Task description ::
Repeat the records in full and exactly, omitting pictures.

Input material ::
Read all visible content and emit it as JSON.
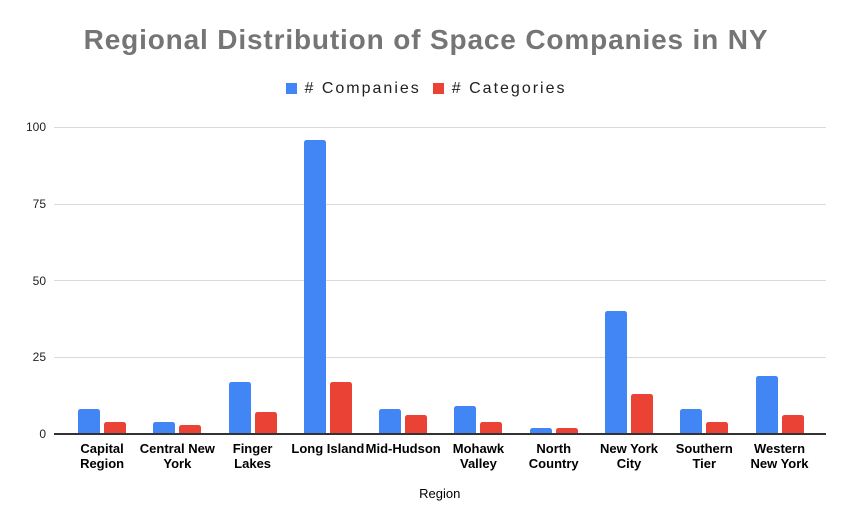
{
  "chart_data": {
    "type": "bar",
    "title": "Regional Distribution of Space Companies in NY",
    "xlabel": "Region",
    "ylabel": "",
    "categories": [
      "Capital Region",
      "Central New York",
      "Finger Lakes",
      "Long Island",
      "Mid-Hudson",
      "Mohawk Valley",
      "North Country",
      "New York City",
      "Southern Tier",
      "Western New York"
    ],
    "category_label_lines": [
      [
        "Capital",
        "Region"
      ],
      [
        "Central New",
        "York"
      ],
      [
        "Finger",
        "Lakes"
      ],
      [
        "Long Island"
      ],
      [
        "Mid-Hudson"
      ],
      [
        "Mohawk",
        "Valley"
      ],
      [
        "North",
        "Country"
      ],
      [
        "New York",
        "City"
      ],
      [
        "Southern",
        "Tier"
      ],
      [
        "Western",
        "New York"
      ]
    ],
    "series": [
      {
        "name": "# Companies",
        "color": "#4285f4",
        "values": [
          8,
          4,
          17,
          96,
          8,
          9,
          2,
          40,
          8,
          19
        ]
      },
      {
        "name": "# Categories",
        "color": "#ea4335",
        "values": [
          4,
          3,
          7,
          17,
          6,
          4,
          2,
          13,
          4,
          6
        ]
      }
    ],
    "ylim": [
      0,
      100
    ],
    "yticks": [
      0,
      25,
      50,
      75,
      100
    ],
    "grid": true,
    "legend_position": "top"
  },
  "colors": {
    "title": "#757575",
    "series_companies": "#4285f4",
    "series_categories": "#ea4335",
    "gridline": "#d9d9d9",
    "baseline": "#333333",
    "background": "#ffffff"
  }
}
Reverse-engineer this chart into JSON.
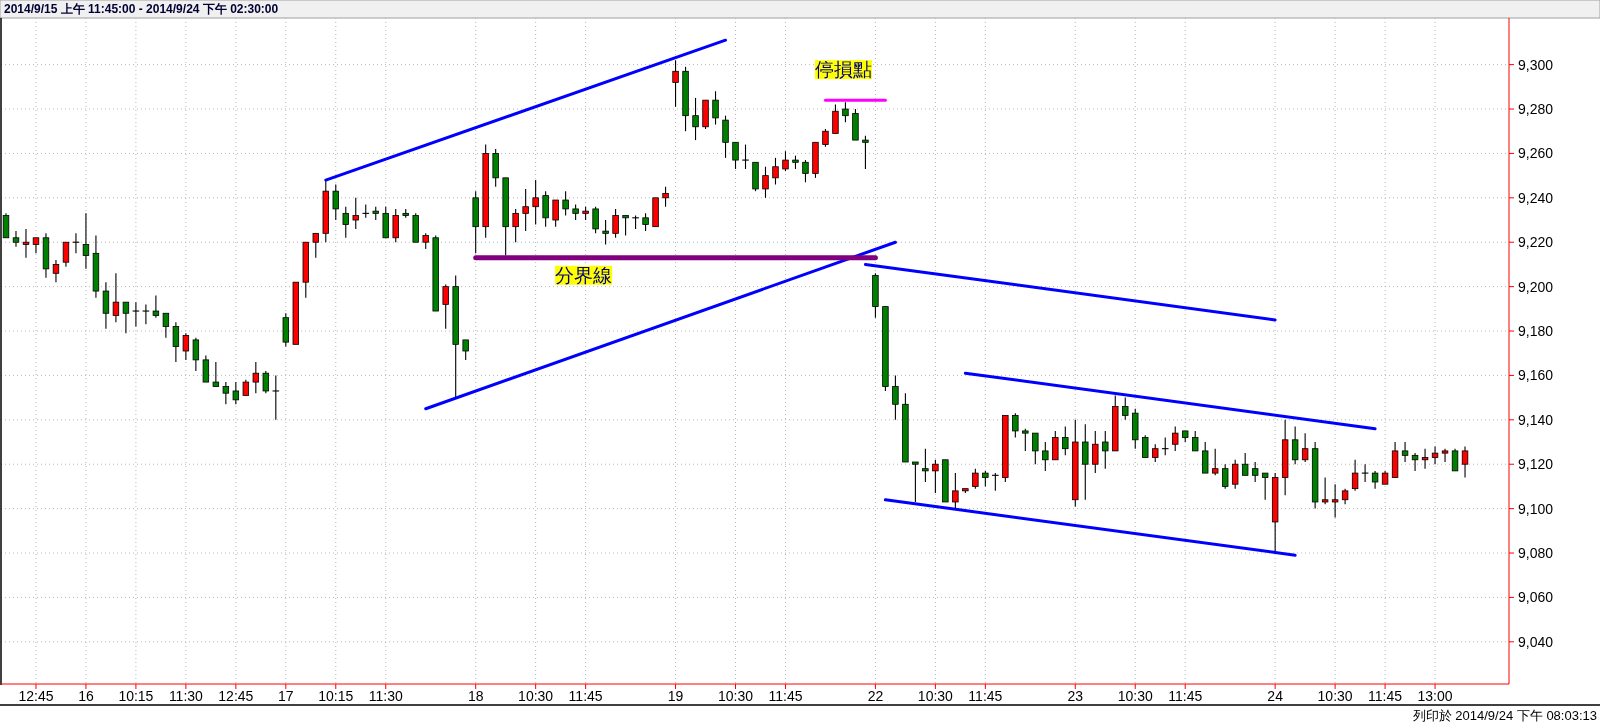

Exercise result ::
Read all visible content and emit it as JSON.
{
  "chart_data": {
    "type": "bar",
    "title": "Regional Distribution of Space Companies in NY",
    "xlabel": "Region",
    "ylabel": "",
    "categories": [
      "Capital Region",
      "Central New York",
      "Finger Lakes",
      "Long Island",
      "Mid-Hudson",
      "Mohawk Valley",
      "North Country",
      "New York City",
      "Southern Tier",
      "Western New York"
    ],
    "category_label_lines": [
      [
        "Capital",
        "Region"
      ],
      [
        "Central New",
        "York"
      ],
      [
        "Finger",
        "Lakes"
      ],
      [
        "Long Island"
      ],
      [
        "Mid-Hudson"
      ],
      [
        "Mohawk",
        "Valley"
      ],
      [
        "North",
        "Country"
      ],
      [
        "New York",
        "City"
      ],
      [
        "Southern",
        "Tier"
      ],
      [
        "Western",
        "New York"
      ]
    ],
    "series": [
      {
        "name": "# Companies",
        "color": "#4285f4",
        "values": [
          8,
          4,
          17,
          96,
          8,
          9,
          2,
          40,
          8,
          19
        ]
      },
      {
        "name": "# Categories",
        "color": "#ea4335",
        "values": [
          4,
          3,
          7,
          17,
          6,
          4,
          2,
          13,
          4,
          6
        ]
      }
    ],
    "ylim": [
      0,
      100
    ],
    "yticks": [
      0,
      25,
      50,
      75,
      100
    ],
    "grid": true,
    "legend_position": "top"
  },
  "colors": {
    "title": "#757575",
    "series_companies": "#4285f4",
    "series_categories": "#ea4335",
    "gridline": "#d9d9d9",
    "baseline": "#333333",
    "background": "#ffffff"
  }
}
Reverse-engineer this chart into JSON.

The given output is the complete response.